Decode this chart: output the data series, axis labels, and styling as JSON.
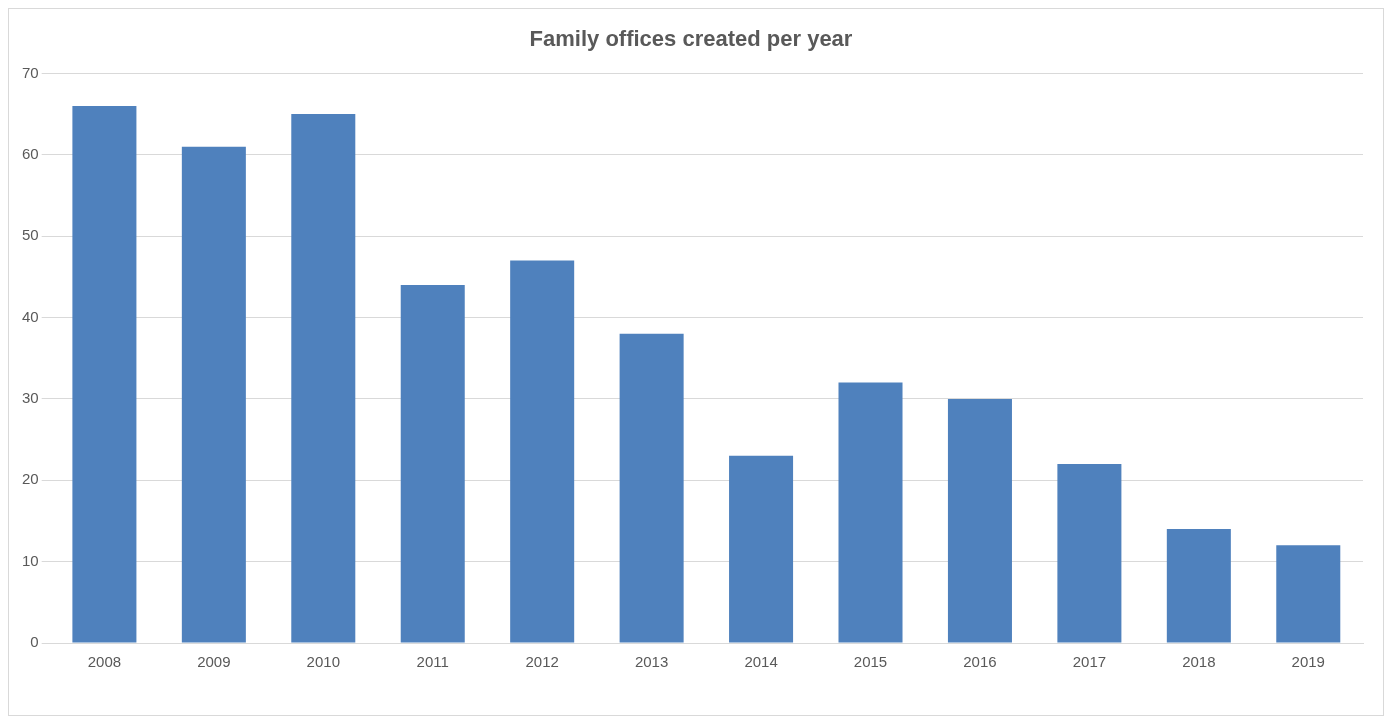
{
  "chart_data": {
    "type": "bar",
    "title": "Family offices created per year",
    "categories": [
      "2008",
      "2009",
      "2010",
      "2011",
      "2012",
      "2013",
      "2014",
      "2015",
      "2016",
      "2017",
      "2018",
      "2019"
    ],
    "values": [
      66,
      61,
      65,
      44,
      47,
      38,
      23,
      32,
      30,
      22,
      14,
      12
    ],
    "color": "#4f81bd",
    "ylim": [
      0,
      70
    ],
    "yticks": [
      0,
      10,
      20,
      30,
      40,
      50,
      60,
      70
    ],
    "grid": "y",
    "legend": false
  }
}
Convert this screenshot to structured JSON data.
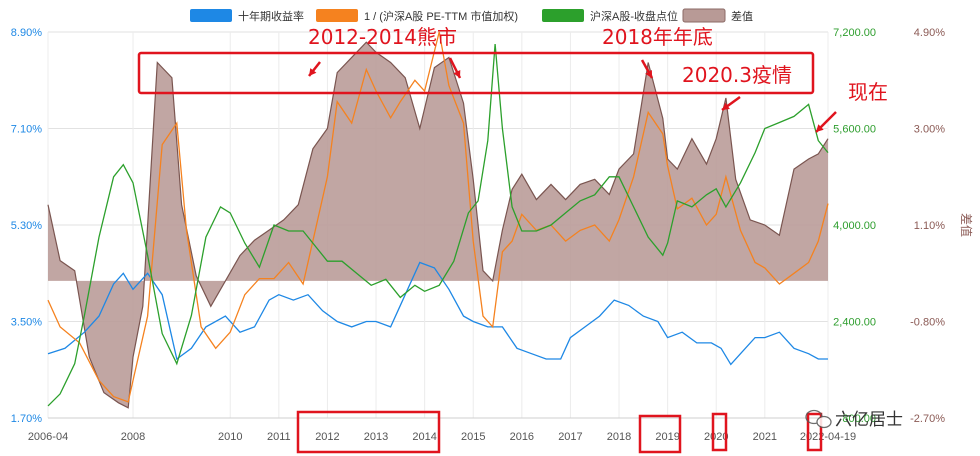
{
  "chart_data": {
    "type": "line",
    "legend": [
      {
        "label": "十年期收益率",
        "color": "#1e88e5",
        "shape": "rect"
      },
      {
        "label": "1 / (沪深A股 PE-TTM 市值加权)",
        "color": "#f5821f",
        "shape": "rect"
      },
      {
        "label": "沪深A股-收盘点位",
        "color": "#2ca02c",
        "shape": "rect"
      },
      {
        "label": "差值",
        "color": "#b89a96",
        "shape": "rect"
      }
    ],
    "x_start": "2006-04",
    "x_end": "2022-04-19",
    "x_tick_labels": [
      "2006-04",
      "2008",
      "2010",
      "2011",
      "2012",
      "2013",
      "2014",
      "2015",
      "2016",
      "2017",
      "2018",
      "2019",
      "2020",
      "2021",
      "2022-04-19"
    ],
    "x_tick_positions": [
      2006.25,
      2008,
      2010,
      2011,
      2012,
      2013,
      2014,
      2015,
      2016,
      2017,
      2018,
      2019,
      2020,
      2021,
      2022.3
    ],
    "left_axis": {
      "ticks": [
        "8.90%",
        "7.10%",
        "5.30%",
        "3.50%",
        "1.70%"
      ],
      "range": [
        1.7,
        8.9
      ]
    },
    "right_axis_index": {
      "ticks": [
        "7,200.00",
        "5,600.00",
        "4,000.00",
        "2,400.00",
        "800.00"
      ],
      "range": [
        800,
        7200
      ]
    },
    "right_axis_diff": {
      "ticks": [
        "4.90%",
        "3.00%",
        "1.10%",
        "-0.80%",
        "-2.70%"
      ],
      "range": [
        -2.7,
        4.9
      ],
      "label": "差值"
    },
    "series": [
      {
        "name": "十年期收益率",
        "axis": "left",
        "x": [
          2006.25,
          2006.6,
          2007.0,
          2007.3,
          2007.6,
          2007.8,
          2008.0,
          2008.3,
          2008.6,
          2008.9,
          2009.2,
          2009.5,
          2009.9,
          2010.2,
          2010.5,
          2010.8,
          2011.0,
          2011.3,
          2011.6,
          2011.9,
          2012.2,
          2012.5,
          2012.8,
          2013.0,
          2013.3,
          2013.6,
          2013.9,
          2014.2,
          2014.5,
          2014.8,
          2015.0,
          2015.3,
          2015.6,
          2015.9,
          2016.2,
          2016.5,
          2016.8,
          2017.0,
          2017.3,
          2017.6,
          2017.9,
          2018.2,
          2018.5,
          2018.8,
          2019.0,
          2019.3,
          2019.6,
          2019.9,
          2020.1,
          2020.3,
          2020.5,
          2020.8,
          2021.0,
          2021.3,
          2021.6,
          2021.9,
          2022.1,
          2022.3
        ],
        "y": [
          2.9,
          3.0,
          3.3,
          3.6,
          4.2,
          4.4,
          4.1,
          4.4,
          4.0,
          2.8,
          3.0,
          3.4,
          3.6,
          3.3,
          3.4,
          3.9,
          4.0,
          3.9,
          4.0,
          3.7,
          3.5,
          3.4,
          3.5,
          3.5,
          3.4,
          4.0,
          4.6,
          4.5,
          4.1,
          3.6,
          3.5,
          3.4,
          3.4,
          3.0,
          2.9,
          2.8,
          2.8,
          3.2,
          3.4,
          3.6,
          3.9,
          3.8,
          3.6,
          3.5,
          3.2,
          3.3,
          3.1,
          3.1,
          3.0,
          2.7,
          2.9,
          3.2,
          3.2,
          3.3,
          3.0,
          2.9,
          2.8,
          2.8
        ]
      },
      {
        "name": "1 / (沪深A股 PE-TTM 市值加权)",
        "axis": "left",
        "x": [
          2006.25,
          2006.5,
          2006.9,
          2007.3,
          2007.6,
          2007.9,
          2008.0,
          2008.3,
          2008.6,
          2008.9,
          2009.1,
          2009.4,
          2009.7,
          2010.0,
          2010.3,
          2010.6,
          2010.9,
          2011.2,
          2011.5,
          2011.8,
          2012.0,
          2012.2,
          2012.5,
          2012.8,
          2013.0,
          2013.3,
          2013.5,
          2013.8,
          2014.0,
          2014.3,
          2014.5,
          2014.8,
          2015.0,
          2015.2,
          2015.4,
          2015.6,
          2015.8,
          2016.0,
          2016.3,
          2016.6,
          2016.9,
          2017.2,
          2017.5,
          2017.8,
          2018.0,
          2018.3,
          2018.6,
          2018.9,
          2019.0,
          2019.2,
          2019.5,
          2019.8,
          2020.0,
          2020.2,
          2020.5,
          2020.8,
          2021.0,
          2021.3,
          2021.6,
          2021.9,
          2022.1,
          2022.3
        ],
        "y": [
          3.9,
          3.4,
          3.1,
          2.4,
          2.1,
          2.0,
          2.4,
          3.6,
          6.8,
          7.2,
          5.2,
          3.4,
          3.0,
          3.3,
          4.0,
          4.3,
          4.3,
          4.6,
          4.2,
          5.4,
          6.2,
          7.6,
          7.2,
          8.2,
          7.8,
          7.3,
          7.6,
          8.0,
          7.8,
          8.9,
          7.9,
          7.2,
          5.0,
          3.6,
          3.4,
          4.8,
          5.0,
          5.5,
          5.2,
          5.3,
          5.0,
          5.2,
          5.3,
          5.0,
          5.4,
          6.2,
          7.4,
          7.0,
          6.4,
          5.6,
          5.8,
          5.3,
          5.5,
          6.2,
          5.2,
          4.6,
          4.5,
          4.2,
          4.4,
          4.6,
          5.0,
          5.7
        ]
      },
      {
        "name": "沪深A股-收盘点位",
        "axis": "right_index",
        "x": [
          2006.25,
          2006.5,
          2006.8,
          2007.0,
          2007.3,
          2007.6,
          2007.8,
          2008.0,
          2008.3,
          2008.6,
          2008.9,
          2009.2,
          2009.5,
          2009.8,
          2010.0,
          2010.3,
          2010.6,
          2010.9,
          2011.2,
          2011.5,
          2011.8,
          2012.0,
          2012.3,
          2012.6,
          2012.9,
          2013.2,
          2013.5,
          2013.8,
          2014.0,
          2014.3,
          2014.6,
          2014.9,
          2015.1,
          2015.3,
          2015.45,
          2015.6,
          2015.8,
          2016.0,
          2016.3,
          2016.6,
          2016.9,
          2017.2,
          2017.5,
          2017.8,
          2018.0,
          2018.3,
          2018.6,
          2018.9,
          2019.0,
          2019.2,
          2019.5,
          2019.8,
          2020.0,
          2020.2,
          2020.5,
          2020.8,
          2021.0,
          2021.3,
          2021.6,
          2021.9,
          2022.1,
          2022.3
        ],
        "y": [
          1000,
          1200,
          1700,
          2500,
          3800,
          4800,
          5000,
          4700,
          3500,
          2200,
          1700,
          2500,
          3800,
          4300,
          4200,
          3700,
          3300,
          4000,
          3900,
          3900,
          3600,
          3400,
          3400,
          3200,
          3000,
          3100,
          2800,
          3000,
          2900,
          3000,
          3400,
          4200,
          4400,
          5400,
          7000,
          5600,
          4300,
          3900,
          3900,
          4000,
          4200,
          4400,
          4500,
          4800,
          4800,
          4300,
          3800,
          3500,
          3700,
          4400,
          4300,
          4500,
          4600,
          4300,
          4700,
          5200,
          5600,
          5700,
          5800,
          6000,
          5400,
          5200
        ]
      },
      {
        "name": "差值",
        "axis": "right_diff",
        "x": [
          2006.25,
          2006.5,
          2006.8,
          2007.1,
          2007.4,
          2007.7,
          2007.9,
          2008.0,
          2008.2,
          2008.5,
          2008.8,
          2009.0,
          2009.3,
          2009.6,
          2009.9,
          2010.2,
          2010.5,
          2010.8,
          2011.1,
          2011.4,
          2011.7,
          2012.0,
          2012.2,
          2012.5,
          2012.8,
          2013.0,
          2013.3,
          2013.6,
          2013.9,
          2014.2,
          2014.5,
          2014.8,
          2015.0,
          2015.2,
          2015.4,
          2015.6,
          2015.8,
          2016.0,
          2016.3,
          2016.6,
          2016.9,
          2017.2,
          2017.5,
          2017.8,
          2018.0,
          2018.3,
          2018.6,
          2018.9,
          2019.0,
          2019.2,
          2019.5,
          2019.8,
          2020.0,
          2020.2,
          2020.4,
          2020.7,
          2021.0,
          2021.3,
          2021.6,
          2021.9,
          2022.1,
          2022.3
        ],
        "y": [
          1.5,
          0.4,
          0.2,
          -1.5,
          -2.2,
          -2.4,
          -2.5,
          -1.5,
          -0.5,
          4.3,
          4.0,
          1.5,
          0.1,
          -0.5,
          0.0,
          0.5,
          0.8,
          1.0,
          1.2,
          1.5,
          2.6,
          3.0,
          4.1,
          4.4,
          4.7,
          4.5,
          4.3,
          4.0,
          3.0,
          4.2,
          4.4,
          3.5,
          2.0,
          0.2,
          0.0,
          1.0,
          1.8,
          2.1,
          1.6,
          1.9,
          1.6,
          1.9,
          2.0,
          1.7,
          2.2,
          2.5,
          4.3,
          3.2,
          2.4,
          2.2,
          2.8,
          2.3,
          2.8,
          3.6,
          2.0,
          1.2,
          1.1,
          0.9,
          2.2,
          2.4,
          2.5,
          2.8
        ]
      }
    ],
    "annotations": [
      {
        "text": "2012-2014熊市"
      },
      {
        "text": "2018年年底"
      },
      {
        "text": "2020.3疫情"
      },
      {
        "text": "现在"
      }
    ],
    "highlight_boxes": [
      "2012-2014",
      "2019",
      "2020",
      "2022-04-19"
    ]
  },
  "watermark": "六亿居士"
}
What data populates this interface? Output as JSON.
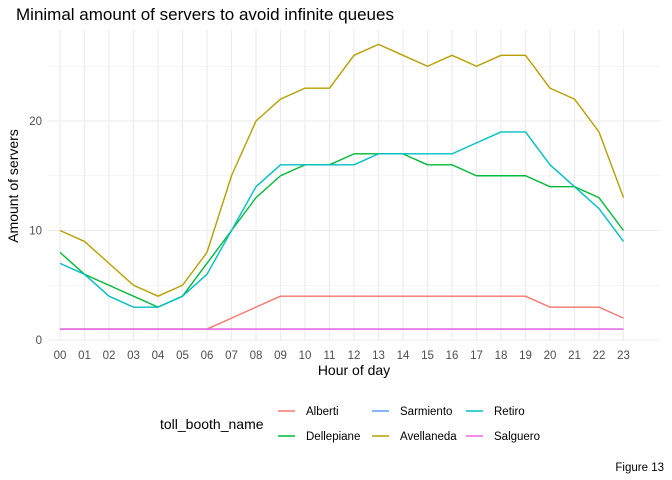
{
  "chart_data": {
    "type": "line",
    "title": "Minimal amount of servers to avoid infinite queues",
    "xlabel": "Hour of day",
    "ylabel": "Amount of servers",
    "caption": "Figure 13",
    "categories": [
      "00",
      "01",
      "02",
      "03",
      "04",
      "05",
      "06",
      "07",
      "08",
      "09",
      "10",
      "11",
      "12",
      "13",
      "14",
      "15",
      "16",
      "17",
      "18",
      "19",
      "20",
      "21",
      "22",
      "23"
    ],
    "ylim": [
      0,
      28
    ],
    "yticks": [
      0,
      10,
      20
    ],
    "grid": true,
    "legend_title": "toll_booth_name",
    "legend_position": "bottom",
    "series": [
      {
        "name": "Alberti",
        "color": "#F8766D",
        "values": [
          1,
          1,
          1,
          1,
          1,
          1,
          1,
          2,
          3,
          4,
          4,
          4,
          4,
          4,
          4,
          4,
          4,
          4,
          4,
          4,
          3,
          3,
          3,
          2
        ]
      },
      {
        "name": "Avellaneda",
        "color": "#B79F00",
        "values": [
          10,
          9,
          7,
          5,
          4,
          5,
          8,
          15,
          20,
          22,
          23,
          23,
          26,
          27,
          26,
          25,
          26,
          25,
          26,
          26,
          23,
          22,
          19,
          13
        ]
      },
      {
        "name": "Dellepiane",
        "color": "#00BA38",
        "values": [
          8,
          6,
          5,
          4,
          3,
          4,
          7,
          10,
          13,
          15,
          16,
          16,
          17,
          17,
          17,
          16,
          16,
          15,
          15,
          15,
          14,
          14,
          13,
          10
        ]
      },
      {
        "name": "Retiro",
        "color": "#00BFC4",
        "values": [
          7,
          6,
          4,
          3,
          3,
          4,
          6,
          10,
          14,
          16,
          16,
          16,
          16,
          17,
          17,
          17,
          17,
          18,
          19,
          19,
          16,
          14,
          12,
          9
        ]
      },
      {
        "name": "Sarmiento",
        "color": "#619CFF",
        "values": [
          1,
          1,
          1,
          1,
          1,
          1,
          1,
          1,
          1,
          1,
          1,
          1,
          1,
          1,
          1,
          1,
          1,
          1,
          1,
          1,
          1,
          1,
          1,
          1
        ]
      },
      {
        "name": "Salguero",
        "color": "#F564E3",
        "values": [
          1,
          1,
          1,
          1,
          1,
          1,
          1,
          1,
          1,
          1,
          1,
          1,
          1,
          1,
          1,
          1,
          1,
          1,
          1,
          1,
          1,
          1,
          1,
          1
        ]
      }
    ],
    "legend_order": [
      "Alberti",
      "Dellepiane",
      "Sarmiento",
      "Avellaneda",
      "Retiro",
      "Salguero"
    ]
  }
}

_ _ _ _

* _EXERCISE GOAL_: Pull out every line in the data above that has the word "text".

* _ANSWER FOR THIS EXERCISE_:
        "text": "2012-2014熊市"
        "text": "2018年年底"
        "text": "2020.3疫情"
        "text": "现在"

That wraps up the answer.